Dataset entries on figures
(begin)

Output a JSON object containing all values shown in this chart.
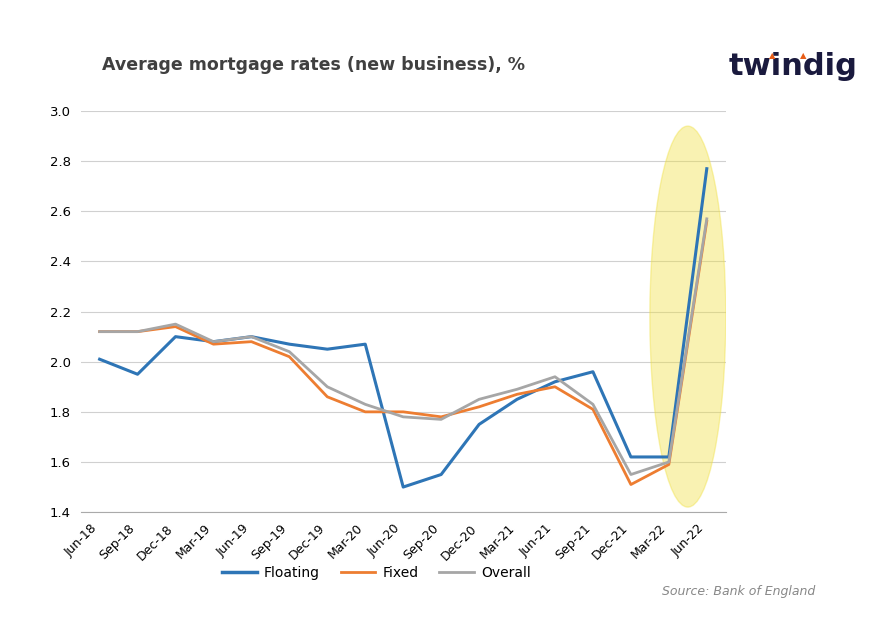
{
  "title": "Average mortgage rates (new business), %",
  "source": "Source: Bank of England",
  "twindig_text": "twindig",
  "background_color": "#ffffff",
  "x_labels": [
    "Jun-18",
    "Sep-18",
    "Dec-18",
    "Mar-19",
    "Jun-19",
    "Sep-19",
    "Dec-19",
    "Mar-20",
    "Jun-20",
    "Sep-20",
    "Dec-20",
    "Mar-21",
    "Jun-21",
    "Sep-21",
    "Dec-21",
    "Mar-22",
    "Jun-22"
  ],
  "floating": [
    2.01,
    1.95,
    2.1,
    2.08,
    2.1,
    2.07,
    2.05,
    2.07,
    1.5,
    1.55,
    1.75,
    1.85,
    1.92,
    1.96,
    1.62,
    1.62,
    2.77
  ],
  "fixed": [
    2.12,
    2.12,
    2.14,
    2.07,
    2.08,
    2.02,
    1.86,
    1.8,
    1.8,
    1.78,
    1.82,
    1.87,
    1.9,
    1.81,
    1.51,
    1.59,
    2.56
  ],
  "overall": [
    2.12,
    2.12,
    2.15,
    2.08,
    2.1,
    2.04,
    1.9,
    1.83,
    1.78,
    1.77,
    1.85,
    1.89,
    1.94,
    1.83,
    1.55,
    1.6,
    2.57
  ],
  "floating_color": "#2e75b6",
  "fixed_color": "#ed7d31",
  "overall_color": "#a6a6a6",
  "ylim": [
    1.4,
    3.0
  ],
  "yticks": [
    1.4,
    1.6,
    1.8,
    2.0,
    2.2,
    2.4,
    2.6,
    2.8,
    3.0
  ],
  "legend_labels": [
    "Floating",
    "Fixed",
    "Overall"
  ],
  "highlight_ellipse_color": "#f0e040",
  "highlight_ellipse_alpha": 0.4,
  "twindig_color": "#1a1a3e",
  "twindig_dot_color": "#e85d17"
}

(end)

### [Brief]
Repeat the records above exactly, leaving out any pictures they contain.

### [Reply to the task]
Output a JSON object containing all values shown in this chart.
{
  "title": "Average mortgage rates (new business), %",
  "source": "Source: Bank of England",
  "twindig_text": "twindig",
  "background_color": "#ffffff",
  "x_labels": [
    "Jun-18",
    "Sep-18",
    "Dec-18",
    "Mar-19",
    "Jun-19",
    "Sep-19",
    "Dec-19",
    "Mar-20",
    "Jun-20",
    "Sep-20",
    "Dec-20",
    "Mar-21",
    "Jun-21",
    "Sep-21",
    "Dec-21",
    "Mar-22",
    "Jun-22"
  ],
  "floating": [
    2.01,
    1.95,
    2.1,
    2.08,
    2.1,
    2.07,
    2.05,
    2.07,
    1.5,
    1.55,
    1.75,
    1.85,
    1.92,
    1.96,
    1.62,
    1.62,
    2.77
  ],
  "fixed": [
    2.12,
    2.12,
    2.14,
    2.07,
    2.08,
    2.02,
    1.86,
    1.8,
    1.8,
    1.78,
    1.82,
    1.87,
    1.9,
    1.81,
    1.51,
    1.59,
    2.56
  ],
  "overall": [
    2.12,
    2.12,
    2.15,
    2.08,
    2.1,
    2.04,
    1.9,
    1.83,
    1.78,
    1.77,
    1.85,
    1.89,
    1.94,
    1.83,
    1.55,
    1.6,
    2.57
  ],
  "floating_color": "#2e75b6",
  "fixed_color": "#ed7d31",
  "overall_color": "#a6a6a6",
  "ylim": [
    1.4,
    3.0
  ],
  "yticks": [
    1.4,
    1.6,
    1.8,
    2.0,
    2.2,
    2.4,
    2.6,
    2.8,
    3.0
  ],
  "legend_labels": [
    "Floating",
    "Fixed",
    "Overall"
  ],
  "highlight_ellipse_color": "#f0e040",
  "highlight_ellipse_alpha": 0.4,
  "twindig_color": "#1a1a3e",
  "twindig_dot_color": "#e85d17"
}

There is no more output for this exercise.